═══ Supplied material

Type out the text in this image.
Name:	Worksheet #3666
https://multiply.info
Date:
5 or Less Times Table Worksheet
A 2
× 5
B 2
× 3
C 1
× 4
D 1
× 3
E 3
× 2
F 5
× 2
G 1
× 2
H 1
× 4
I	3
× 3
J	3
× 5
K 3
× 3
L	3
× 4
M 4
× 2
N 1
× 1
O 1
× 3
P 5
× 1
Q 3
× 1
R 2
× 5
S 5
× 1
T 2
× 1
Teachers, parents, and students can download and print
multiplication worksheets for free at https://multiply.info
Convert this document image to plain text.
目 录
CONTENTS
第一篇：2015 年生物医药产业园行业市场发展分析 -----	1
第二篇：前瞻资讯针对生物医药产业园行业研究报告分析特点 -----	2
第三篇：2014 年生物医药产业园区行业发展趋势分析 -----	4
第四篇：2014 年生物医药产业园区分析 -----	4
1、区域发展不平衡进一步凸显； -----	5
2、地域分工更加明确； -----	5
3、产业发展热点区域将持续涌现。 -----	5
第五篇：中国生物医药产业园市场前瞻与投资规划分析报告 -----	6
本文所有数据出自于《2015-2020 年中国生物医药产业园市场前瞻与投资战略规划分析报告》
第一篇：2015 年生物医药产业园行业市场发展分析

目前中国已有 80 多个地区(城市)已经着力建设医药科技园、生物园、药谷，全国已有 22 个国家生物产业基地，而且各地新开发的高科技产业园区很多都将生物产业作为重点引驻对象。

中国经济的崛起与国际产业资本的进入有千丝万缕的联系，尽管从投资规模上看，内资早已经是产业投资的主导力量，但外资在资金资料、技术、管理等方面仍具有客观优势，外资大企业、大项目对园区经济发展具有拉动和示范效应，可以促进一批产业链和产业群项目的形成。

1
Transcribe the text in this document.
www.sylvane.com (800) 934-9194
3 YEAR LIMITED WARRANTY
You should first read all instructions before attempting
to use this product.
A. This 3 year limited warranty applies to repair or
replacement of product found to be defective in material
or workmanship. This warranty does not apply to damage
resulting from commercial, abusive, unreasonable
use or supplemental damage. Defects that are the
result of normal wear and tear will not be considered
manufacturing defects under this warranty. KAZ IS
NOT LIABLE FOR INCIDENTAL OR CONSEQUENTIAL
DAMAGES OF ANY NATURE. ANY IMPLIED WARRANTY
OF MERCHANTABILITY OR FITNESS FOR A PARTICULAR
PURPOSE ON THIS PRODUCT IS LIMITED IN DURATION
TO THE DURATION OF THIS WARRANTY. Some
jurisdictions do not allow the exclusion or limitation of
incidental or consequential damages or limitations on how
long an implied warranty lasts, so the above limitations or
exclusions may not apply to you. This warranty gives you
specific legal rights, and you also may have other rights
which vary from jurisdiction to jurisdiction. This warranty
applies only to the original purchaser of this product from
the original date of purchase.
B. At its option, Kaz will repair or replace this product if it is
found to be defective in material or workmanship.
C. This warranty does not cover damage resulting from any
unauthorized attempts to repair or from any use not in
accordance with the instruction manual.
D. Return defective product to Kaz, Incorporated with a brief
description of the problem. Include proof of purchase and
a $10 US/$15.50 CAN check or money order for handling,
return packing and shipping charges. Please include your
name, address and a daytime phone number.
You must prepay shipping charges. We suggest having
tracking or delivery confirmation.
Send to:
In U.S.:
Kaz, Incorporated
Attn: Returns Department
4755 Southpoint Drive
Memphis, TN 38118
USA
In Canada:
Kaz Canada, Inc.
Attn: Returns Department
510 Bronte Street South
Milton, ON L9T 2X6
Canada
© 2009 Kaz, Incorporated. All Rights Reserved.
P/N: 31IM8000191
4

══════

**Task instructions**: Take the material above and return all of it exactly.

**Exercise solution**:
Type out the text in this image.
Name:	Worksheet #3666
https://multiply.info
Date:
5 or Less Times Table Worksheet
A 2
× 5
B 2
× 3
C 1
× 4
D 1
× 3
E 3
× 2
F 5
× 2
G 1
× 2
H 1
× 4
I	3
× 3
J	3
× 5
K 3
× 3
L	3
× 4
M 4
× 2
N 1
× 1
O 1
× 3
P 5
× 1
Q 3
× 1
R 2
× 5
S 5
× 1
T 2
× 1
Teachers, parents, and students can download and print
multiplication worksheets for free at https://multiply.info
Convert this document image to plain text.
目 录
CONTENTS
第一篇：2015 年生物医药产业园行业市场发展分析 -----	1
第二篇：前瞻资讯针对生物医药产业园行业研究报告分析特点 -----	2
第三篇：2014 年生物医药产业园区行业发展趋势分析 -----	4
第四篇：2014 年生物医药产业园区分析 -----	4
1、区域发展不平衡进一步凸显； -----	5
2、地域分工更加明确； -----	5
3、产业发展热点区域将持续涌现。 -----	5
第五篇：中国生物医药产业园市场前瞻与投资规划分析报告 -----	6
本文所有数据出自于《2015-2020 年中国生物医药产业园市场前瞻与投资战略规划分析报告》
第一篇：2015 年生物医药产业园行业市场发展分析

目前中国已有 80 多个地区(城市)已经着力建设医药科技园、生物园、药谷，全国已有 22 个国家生物产业基地，而且各地新开发的高科技产业园区很多都将生物产业作为重点引驻对象。

中国经济的崛起与国际产业资本的进入有千丝万缕的联系，尽管从投资规模上看，内资早已经是产业投资的主导力量，但外资在资金资料、技术、管理等方面仍具有客观优势，外资大企业、大项目对园区经济发展具有拉动和示范效应，可以促进一批产业链和产业群项目的形成。

1
Transcribe the text in this document.
www.sylvane.com (800) 934-9194
3 YEAR LIMITED WARRANTY
You should first read all instructions before attempting
to use this product.
A. This 3 year limited warranty applies to repair or
replacement of product found to be defective in material
or workmanship. This warranty does not apply to damage
resulting from commercial, abusive, unreasonable
use or supplemental damage. Defects that are the
result of normal wear and tear will not be considered
manufacturing defects under this warranty. KAZ IS
NOT LIABLE FOR INCIDENTAL OR CONSEQUENTIAL
DAMAGES OF ANY NATURE. ANY IMPLIED WARRANTY
OF MERCHANTABILITY OR FITNESS FOR A PARTICULAR
PURPOSE ON THIS PRODUCT IS LIMITED IN DURATION
TO THE DURATION OF THIS WARRANTY. Some
jurisdictions do not allow the exclusion or limitation of
incidental or consequential damages or limitations on how
long an implied warranty lasts, so the above limitations or
exclusions may not apply to you. This warranty gives you
specific legal rights, and you also may have other rights
which vary from jurisdiction to jurisdiction. This warranty
applies only to the original purchaser of this product from
the original date of purchase.
B. At its option, Kaz will repair or replace this product if it is
found to be defective in material or workmanship.
C. This warranty does not cover damage resulting from any
unauthorized attempts to repair or from any use not in
accordance with the instruction manual.
D. Return defective product to Kaz, Incorporated with a brief
description of the problem. Include proof of purchase and
a $10 US/$15.50 CAN check or money order for handling,
return packing and shipping charges. Please include your
name, address and a daytime phone number.
You must prepay shipping charges. We suggest having
tracking or delivery confirmation.
Send to:
In U.S.:
Kaz, Incorporated
Attn: Returns Department
4755 Southpoint Drive
Memphis, TN 38118
USA
In Canada:
Kaz Canada, Inc.
Attn: Returns Department
510 Bronte Street South
Milton, ON L9T 2X6
Canada
© 2009 Kaz, Incorporated. All Rights Reserved.
P/N: 31IM8000191
4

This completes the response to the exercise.